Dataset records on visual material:
****
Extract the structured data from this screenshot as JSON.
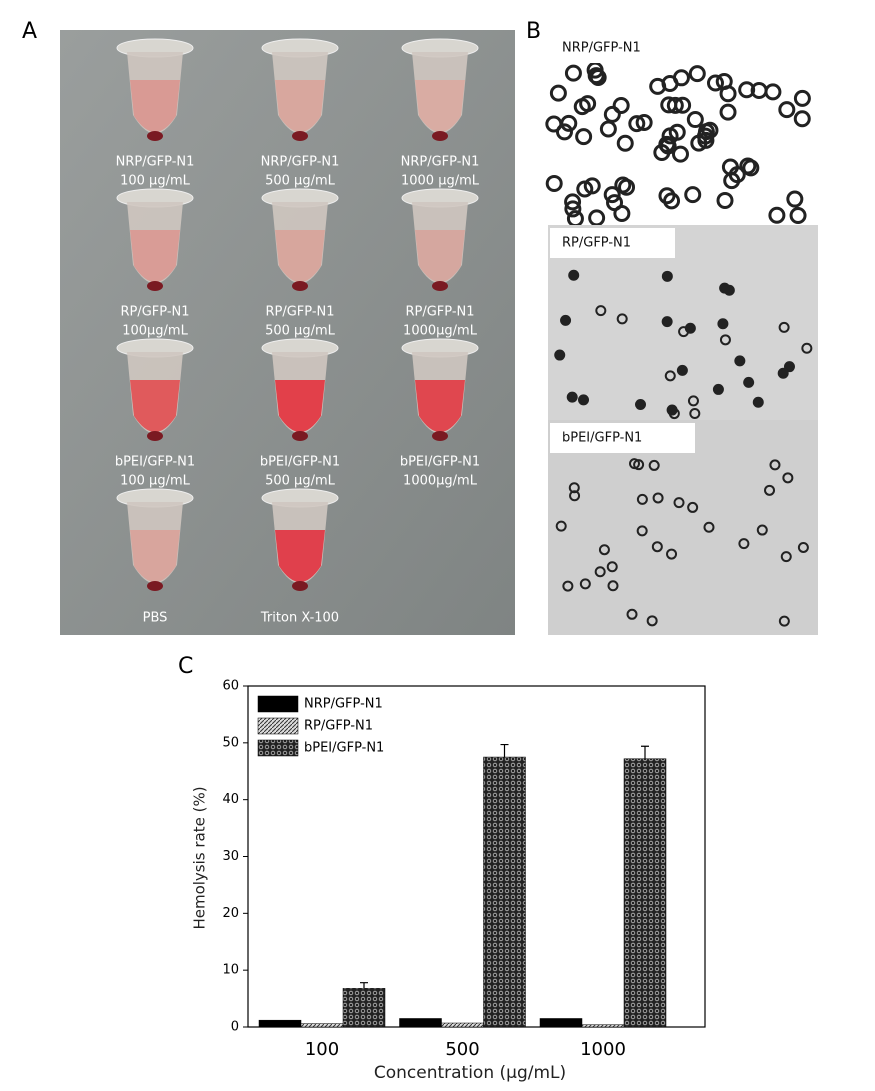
{
  "panel_a": {
    "label": "A",
    "tubes": [
      {
        "name": "NRP/GFP-N1",
        "concentration": "100 µg/mL"
      },
      {
        "name": "NRP/GFP-N1",
        "concentration": "500 µg/mL"
      },
      {
        "name": "NRP/GFP-N1",
        "concentration": "1000 µg/mL"
      },
      {
        "name": "RP/GFP-N1",
        "concentration": "100µg/mL"
      },
      {
        "name": "RP/GFP-N1",
        "concentration": "500 µg/mL"
      },
      {
        "name": "RP/GFP-N1",
        "concentration": "1000µg/mL"
      },
      {
        "name": "bPEI/GFP-N1",
        "concentration": "100 µg/mL"
      },
      {
        "name": "bPEI/GFP-N1",
        "concentration": "500 µg/mL"
      },
      {
        "name": "bPEI/GFP-N1",
        "concentration": "1000µg/mL"
      },
      {
        "name": "PBS"
      },
      {
        "name": "Triton X-100"
      }
    ]
  },
  "panel_b": {
    "label": "B",
    "images": [
      {
        "name": "NRP/GFP-N1"
      },
      {
        "name": "RP/GFP-N1"
      },
      {
        "name": "bPEI/GFP-N1"
      }
    ]
  },
  "chart_data": {
    "type": "bar",
    "panel_label": "C",
    "x_label": "Concentration (µg/mL)",
    "y_label": "Hemolysis rate (%)",
    "categories": [
      "100",
      "500",
      "1000"
    ],
    "series": [
      {
        "name": "NRP/GFP-N1",
        "color": "#000000",
        "values": [
          1.2,
          1.5,
          1.5
        ]
      },
      {
        "name": "RP/GFP-N1",
        "color": "#9a9a9a",
        "values": [
          0.6,
          0.7,
          0.4
        ]
      },
      {
        "name": "bPEI/GFP-N1",
        "color": "#333333",
        "values": [
          6.8,
          47.5,
          47.2
        ],
        "errors": [
          1.0,
          2.2,
          2.2
        ]
      }
    ],
    "ylim": [
      0,
      60
    ],
    "yticks": [
      0,
      10,
      20,
      30,
      40,
      50,
      60
    ],
    "legend": "top-left"
  }
}
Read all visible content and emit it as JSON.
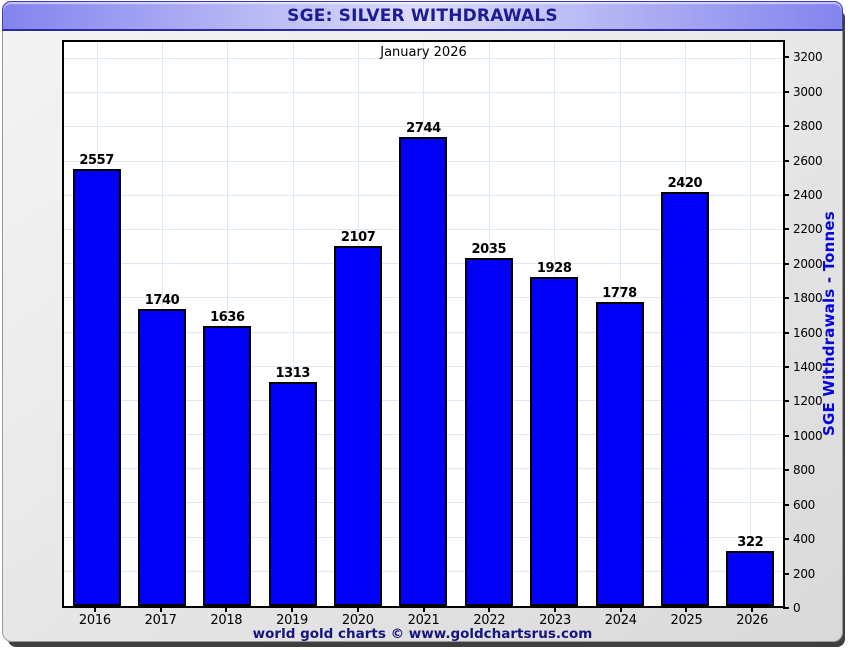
{
  "window": {
    "title": "SGE: SILVER WITHDRAWALS",
    "footer": "world gold charts © www.goldchartsrus.com"
  },
  "chart_data": {
    "type": "bar",
    "title": "January 2026",
    "categories": [
      "2016",
      "2017",
      "2018",
      "2019",
      "2020",
      "2021",
      "2022",
      "2023",
      "2024",
      "2025",
      "2026"
    ],
    "values": [
      2557,
      1740,
      1636,
      1313,
      2107,
      2744,
      2035,
      1928,
      1778,
      2420,
      322
    ],
    "xlabel": "",
    "ylabel": "SGE Withdrawals - Tonnes",
    "ylim": [
      0,
      3300
    ],
    "ytick_step": 200,
    "ytick_max": 3200,
    "grid": true,
    "axis_side": "right",
    "legend_position": "none"
  },
  "colors": {
    "bar_color": "#0000f6",
    "bar_border": "#000000",
    "grid_color": "#dde8f3",
    "title_text": "#1c1c94",
    "titlebar_edge": "#8383ee",
    "titlebar_center": "#dcdcfa",
    "titlebar_border": "#2a2aa0",
    "ylabel_text": "#0505e0",
    "footer_text": "#15157d"
  }
}
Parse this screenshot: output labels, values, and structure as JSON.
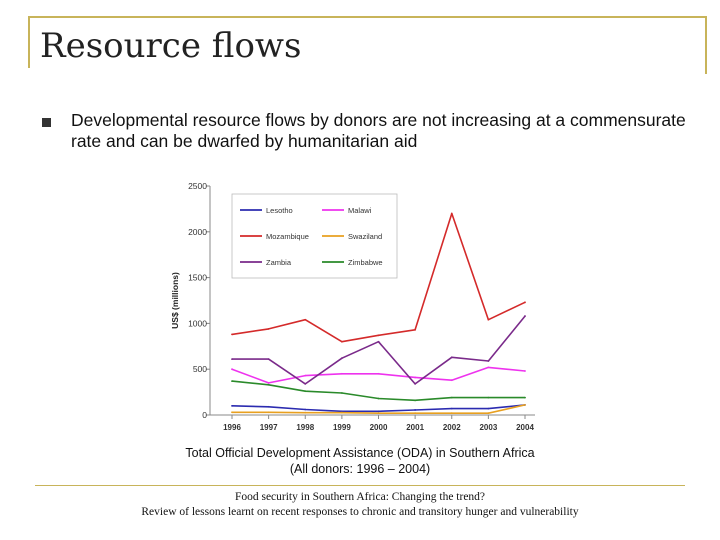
{
  "slide": {
    "title": "Resource flows",
    "bullet": "Developmental resource flows by donors are not increasing at a commensurate rate and can be dwarfed by humanitarian aid",
    "caption_line1": "Total Official Development Assistance (ODA) in Southern Africa",
    "caption_line2": "(All donors: 1996 – 2004)",
    "footer_line1": "Food security in Southern Africa: Changing the trend?",
    "footer_line2": "Review of lessons learnt on recent responses to chronic and transitory hunger and vulnerability"
  },
  "chart_data": {
    "type": "line",
    "ylabel": "US$ (millions)",
    "xlabel": "",
    "x": [
      "1996",
      "1997",
      "1998",
      "1999",
      "2000",
      "2001",
      "2002",
      "2003",
      "2004"
    ],
    "ylim": [
      0,
      2500
    ],
    "yticks": [
      0,
      500,
      1000,
      1500,
      2000,
      2500
    ],
    "grid": false,
    "legend": "top-left",
    "series": [
      {
        "name": "Lesotho",
        "color": "#2b2bb0",
        "values": [
          100,
          90,
          60,
          40,
          40,
          55,
          70,
          70,
          110
        ]
      },
      {
        "name": "Malawi",
        "color": "#ee33ee",
        "values": [
          500,
          350,
          430,
          450,
          450,
          410,
          380,
          520,
          480
        ]
      },
      {
        "name": "Mozambique",
        "color": "#d42a2a",
        "values": [
          880,
          940,
          1040,
          800,
          870,
          930,
          2200,
          1040,
          1230
        ]
      },
      {
        "name": "Swaziland",
        "color": "#e8a020",
        "values": [
          30,
          30,
          25,
          25,
          20,
          20,
          20,
          20,
          110
        ]
      },
      {
        "name": "Zambia",
        "color": "#7a2a8a",
        "values": [
          610,
          610,
          340,
          620,
          800,
          340,
          630,
          590,
          1080
        ]
      },
      {
        "name": "Zimbabwe",
        "color": "#2a8a2a",
        "values": [
          370,
          330,
          260,
          240,
          180,
          160,
          190,
          190,
          190
        ]
      }
    ]
  }
}
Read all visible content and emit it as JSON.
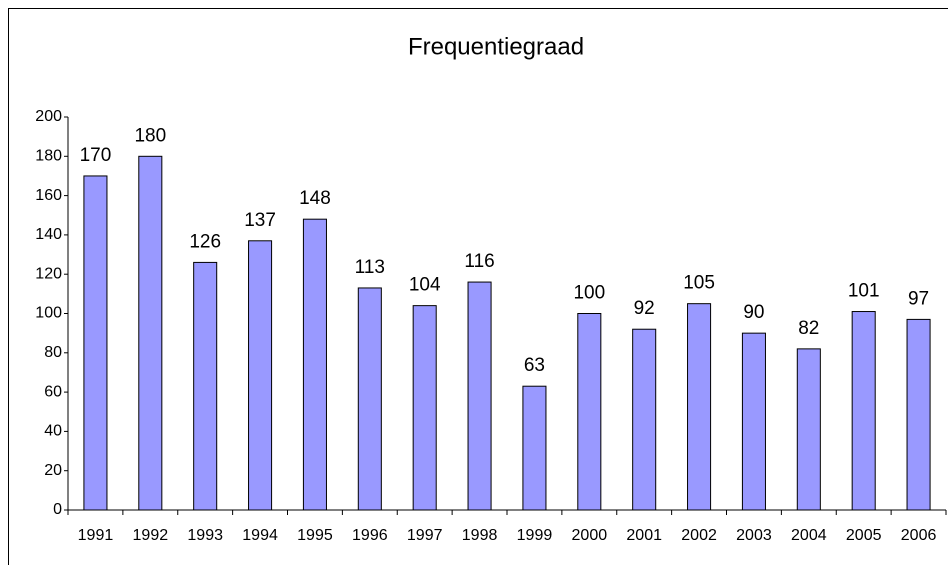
{
  "chart_data": {
    "type": "bar",
    "title": "Frequentiegraad",
    "categories": [
      "1991",
      "1992",
      "1993",
      "1994",
      "1995",
      "1996",
      "1997",
      "1998",
      "1999",
      "2000",
      "2001",
      "2002",
      "2003",
      "2004",
      "2005",
      "2006"
    ],
    "values": [
      170,
      180,
      126,
      137,
      148,
      113,
      104,
      116,
      63,
      100,
      92,
      105,
      90,
      82,
      101,
      97
    ],
    "color": "#9999ff",
    "ylim": [
      0,
      200
    ],
    "yticks": [
      0,
      20,
      40,
      60,
      80,
      100,
      120,
      140,
      160,
      180,
      200
    ]
  }
}
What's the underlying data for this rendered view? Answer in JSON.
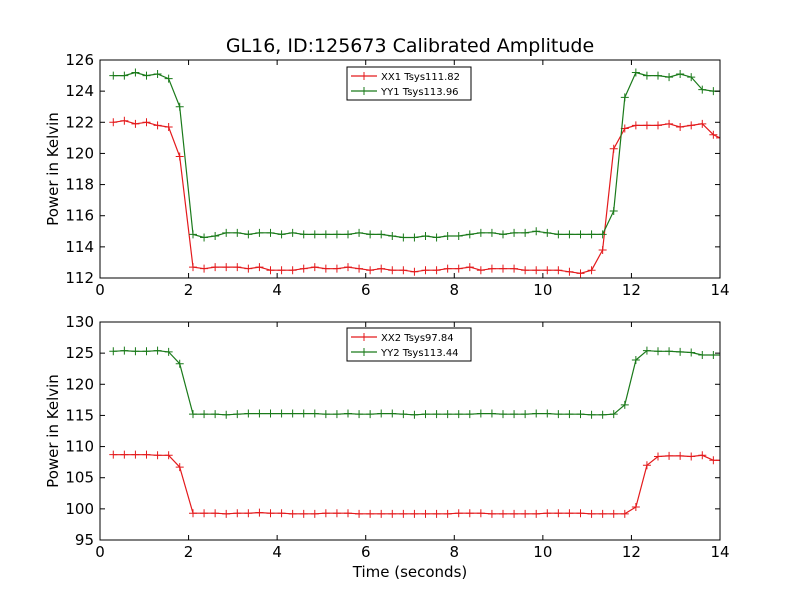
{
  "chart_data": [
    {
      "type": "line",
      "title": "GL16, ID:125673 Calibrated Amplitude",
      "xlabel": "",
      "ylabel": "Power in Kelvin",
      "xlim": [
        0,
        14
      ],
      "ylim": [
        112,
        126
      ],
      "xticks": [
        0,
        2,
        4,
        6,
        8,
        10,
        12,
        14
      ],
      "yticks": [
        112,
        114,
        116,
        118,
        120,
        122,
        124,
        126
      ],
      "legend_position": "top-center",
      "grid": false,
      "x": [
        0.3,
        0.55,
        0.8,
        1.05,
        1.3,
        1.55,
        1.8,
        2.1,
        2.35,
        2.6,
        2.85,
        3.1,
        3.35,
        3.6,
        3.85,
        4.1,
        4.35,
        4.6,
        4.85,
        5.1,
        5.35,
        5.6,
        5.85,
        6.1,
        6.35,
        6.6,
        6.85,
        7.1,
        7.35,
        7.6,
        7.85,
        8.1,
        8.35,
        8.6,
        8.85,
        9.1,
        9.35,
        9.6,
        9.85,
        10.1,
        10.35,
        10.6,
        10.85,
        11.1,
        11.35,
        11.6,
        11.85,
        12.1,
        12.35,
        12.6,
        12.85,
        13.1,
        13.35,
        13.6,
        13.85,
        14.0
      ],
      "series": [
        {
          "name": "XX1 Tsys111.82",
          "color": "#e41a1c",
          "values": [
            122.0,
            122.1,
            121.9,
            122.0,
            121.8,
            121.7,
            119.8,
            112.7,
            112.6,
            112.7,
            112.7,
            112.7,
            112.6,
            112.7,
            112.5,
            112.5,
            112.5,
            112.6,
            112.7,
            112.6,
            112.6,
            112.7,
            112.6,
            112.5,
            112.6,
            112.5,
            112.5,
            112.4,
            112.5,
            112.5,
            112.6,
            112.6,
            112.7,
            112.5,
            112.6,
            112.6,
            112.6,
            112.5,
            112.5,
            112.5,
            112.5,
            112.4,
            112.3,
            112.5,
            113.8,
            120.3,
            121.6,
            121.8,
            121.8,
            121.8,
            121.9,
            121.7,
            121.8,
            121.9,
            121.2,
            121.0
          ]
        },
        {
          "name": "YY1 Tsys113.96",
          "color": "#1a7a1a",
          "values": [
            125.0,
            125.0,
            125.2,
            125.0,
            125.1,
            124.8,
            123.0,
            114.8,
            114.6,
            114.7,
            114.9,
            114.9,
            114.8,
            114.9,
            114.9,
            114.8,
            114.9,
            114.8,
            114.8,
            114.8,
            114.8,
            114.8,
            114.9,
            114.8,
            114.8,
            114.7,
            114.6,
            114.6,
            114.7,
            114.6,
            114.7,
            114.7,
            114.8,
            114.9,
            114.9,
            114.8,
            114.9,
            114.9,
            115.0,
            114.9,
            114.8,
            114.8,
            114.8,
            114.8,
            114.8,
            116.3,
            123.6,
            125.2,
            125.0,
            125.0,
            124.9,
            125.1,
            124.9,
            124.1,
            124.0,
            124.0
          ]
        }
      ]
    },
    {
      "type": "line",
      "title": "",
      "xlabel": "Time (seconds)",
      "ylabel": "Power in Kelvin",
      "xlim": [
        0,
        14
      ],
      "ylim": [
        95,
        130
      ],
      "xticks": [
        0,
        2,
        4,
        6,
        8,
        10,
        12,
        14
      ],
      "yticks": [
        95,
        100,
        105,
        110,
        115,
        120,
        125,
        130
      ],
      "legend_position": "top-center",
      "grid": false,
      "x": [
        0.3,
        0.55,
        0.8,
        1.05,
        1.3,
        1.55,
        1.8,
        2.1,
        2.35,
        2.6,
        2.85,
        3.1,
        3.35,
        3.6,
        3.85,
        4.1,
        4.35,
        4.6,
        4.85,
        5.1,
        5.35,
        5.6,
        5.85,
        6.1,
        6.35,
        6.6,
        6.85,
        7.1,
        7.35,
        7.6,
        7.85,
        8.1,
        8.35,
        8.6,
        8.85,
        9.1,
        9.35,
        9.6,
        9.85,
        10.1,
        10.35,
        10.6,
        10.85,
        11.1,
        11.35,
        11.6,
        11.85,
        12.1,
        12.35,
        12.6,
        12.85,
        13.1,
        13.35,
        13.6,
        13.85,
        14.0
      ],
      "series": [
        {
          "name": "XX2 Tsys97.84",
          "color": "#e41a1c",
          "values": [
            108.7,
            108.7,
            108.7,
            108.7,
            108.6,
            108.6,
            106.7,
            99.3,
            99.3,
            99.3,
            99.2,
            99.3,
            99.3,
            99.4,
            99.3,
            99.3,
            99.2,
            99.2,
            99.2,
            99.3,
            99.3,
            99.3,
            99.2,
            99.2,
            99.2,
            99.2,
            99.2,
            99.2,
            99.2,
            99.2,
            99.2,
            99.3,
            99.3,
            99.3,
            99.2,
            99.2,
            99.2,
            99.2,
            99.2,
            99.3,
            99.3,
            99.3,
            99.3,
            99.2,
            99.2,
            99.2,
            99.2,
            100.3,
            107.0,
            108.4,
            108.5,
            108.5,
            108.4,
            108.6,
            107.8,
            107.8
          ]
        },
        {
          "name": "YY2 Tsys113.44",
          "color": "#1a7a1a",
          "values": [
            125.3,
            125.4,
            125.3,
            125.3,
            125.4,
            125.2,
            123.3,
            115.2,
            115.2,
            115.2,
            115.1,
            115.2,
            115.3,
            115.3,
            115.3,
            115.3,
            115.3,
            115.3,
            115.3,
            115.2,
            115.2,
            115.3,
            115.2,
            115.2,
            115.3,
            115.3,
            115.2,
            115.1,
            115.2,
            115.2,
            115.2,
            115.2,
            115.2,
            115.3,
            115.3,
            115.2,
            115.2,
            115.2,
            115.3,
            115.3,
            115.2,
            115.2,
            115.2,
            115.1,
            115.1,
            115.2,
            116.7,
            123.9,
            125.4,
            125.3,
            125.3,
            125.2,
            125.1,
            124.7,
            124.7,
            124.7
          ]
        }
      ]
    }
  ]
}
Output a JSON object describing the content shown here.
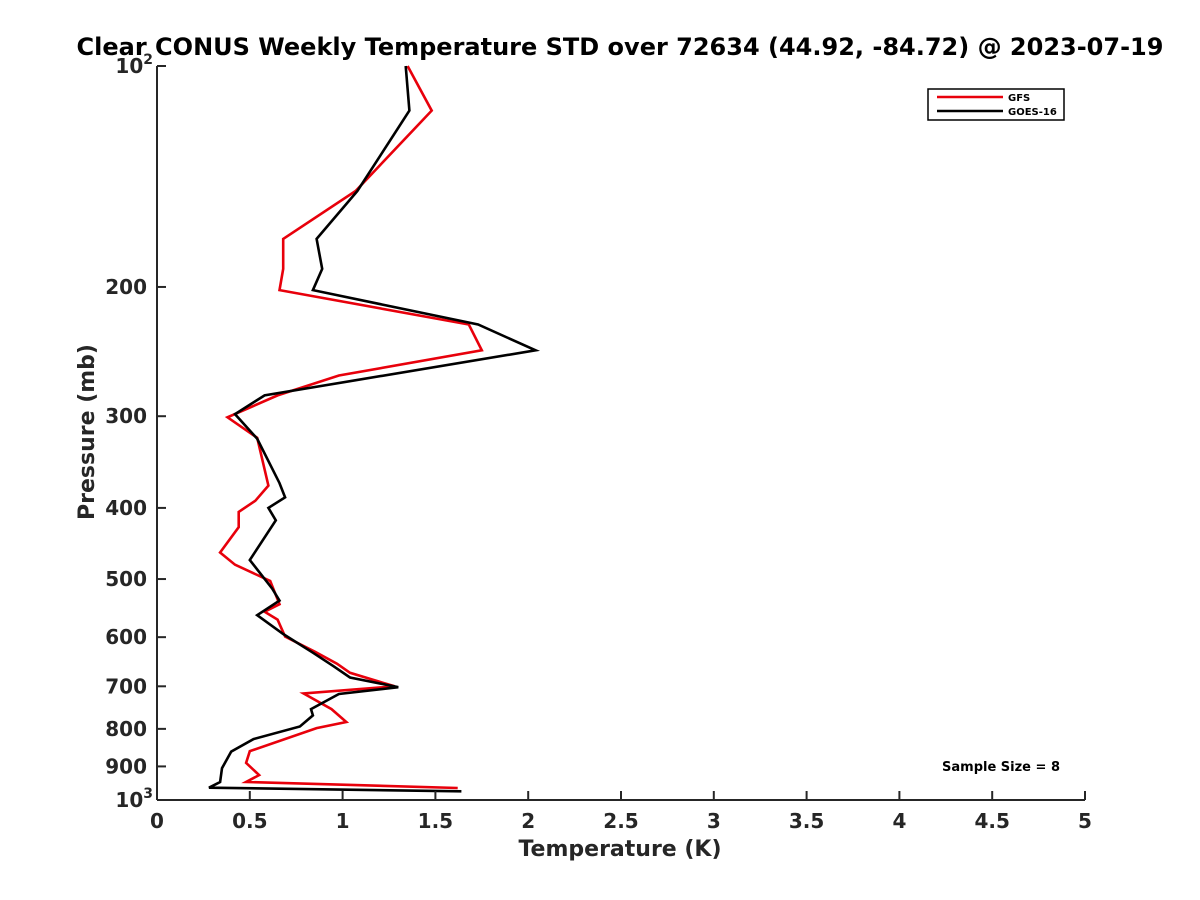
****
**WHAT THE EXERCISE ASKS:**
Give the number of lines where the string "flows" occurs, without any further text.

**EXPECTED OUTPUT:**
2